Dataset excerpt
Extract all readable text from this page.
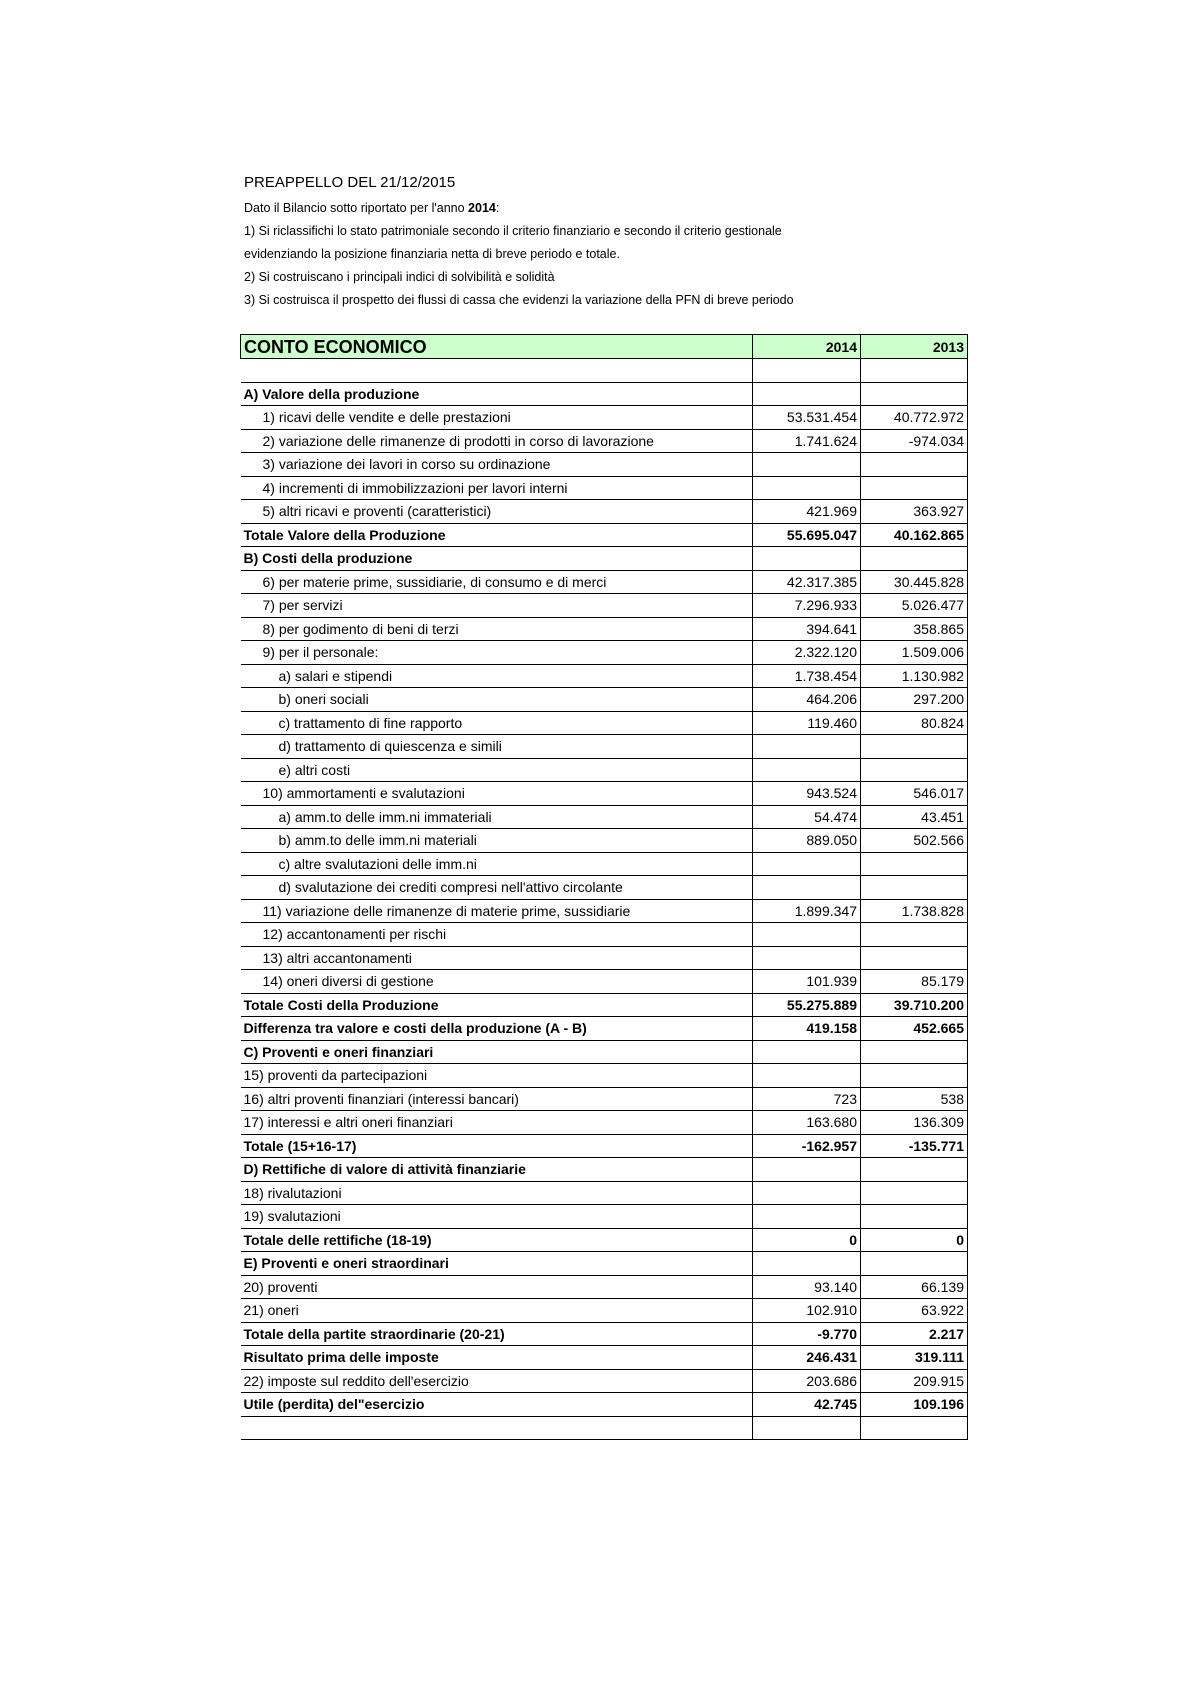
PREAPPELLO DEL 21/12/2015
Dato il Bilancio sotto riportato per l'anno 2014:
1) Si riclassifichi lo stato patrimoniale secondo il criterio finanziario e secondo il criterio gestionale
evidenziando la posizione finanziaria netta di breve periodo e totale.
2) Si costruiscano i principali indici di solvibilità e solidità
3) Si costruisca il prospetto dei flussi di cassa che evidenzi la variazione della PFN di breve periodo
CONTO ECONOMICO	2014	2013

A) Valore della produzione		
1) ricavi delle vendite e delle prestazioni	53.531.454	40.772.972
2) variazione delle rimanenze di prodotti in corso di lavorazione	1.741.624	-974.034
3) variazione dei lavori in corso su ordinazione		
4) incrementi di immobilizzazioni per lavori interni		
5) altri ricavi e proventi (caratteristici)	421.969	363.927
Totale Valore della Produzione	55.695.047	40.162.865
B) Costi della produzione		
6) per materie prime, sussidiarie, di consumo e di merci	42.317.385	30.445.828
7) per servizi	7.296.933	5.026.477
8) per godimento di beni di terzi	394.641	358.865
9) per il personale:	2.322.120	1.509.006
a) salari e stipendi	1.738.454	1.130.982
b) oneri sociali	464.206	297.200
c) trattamento di fine rapporto	119.460	80.824
d) trattamento di quiescenza e simili		
e) altri costi		
10) ammortamenti e svalutazioni	943.524	546.017
a) amm.to delle imm.ni immateriali	54.474	43.451
b) amm.to delle imm.ni materiali	889.050	502.566
c) altre svalutazioni delle imm.ni		
d) svalutazione dei crediti compresi nell'attivo circolante		
11) variazione delle rimanenze di materie prime, sussidiarie	1.899.347	1.738.828
12) accantonamenti per rischi		
13) altri accantonamenti		
14) oneri diversi di gestione	101.939	85.179
Totale Costi della Produzione	55.275.889	39.710.200
Differenza tra valore e costi della produzione (A - B)	419.158	452.665
C) Proventi e oneri finanziari		
15) proventi da partecipazioni		
16) altri proventi finanziari (interessi bancari)	723	538
17) interessi e altri oneri finanziari	163.680	136.309
Totale (15+16-17)	-162.957	-135.771
D) Rettifiche di valore di attività finanziarie		
18) rivalutazioni		
19) svalutazioni		
Totale delle rettifiche (18-19)	0	0
E) Proventi e oneri straordinari		
20) proventi	93.140	66.139
21) oneri	102.910	63.922
Totale della partite straordinarie (20-21)	-9.770	2.217
Risultato prima delle imposte	246.431	319.111
22) imposte sul reddito dell'esercizio	203.686	209.915
Utile (perdita) del"esercizio	42.745	109.196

§ **Required work**: Looking at the records above, tally the lines holding "materie" and reply with that number only.

§ **Written answer**: 2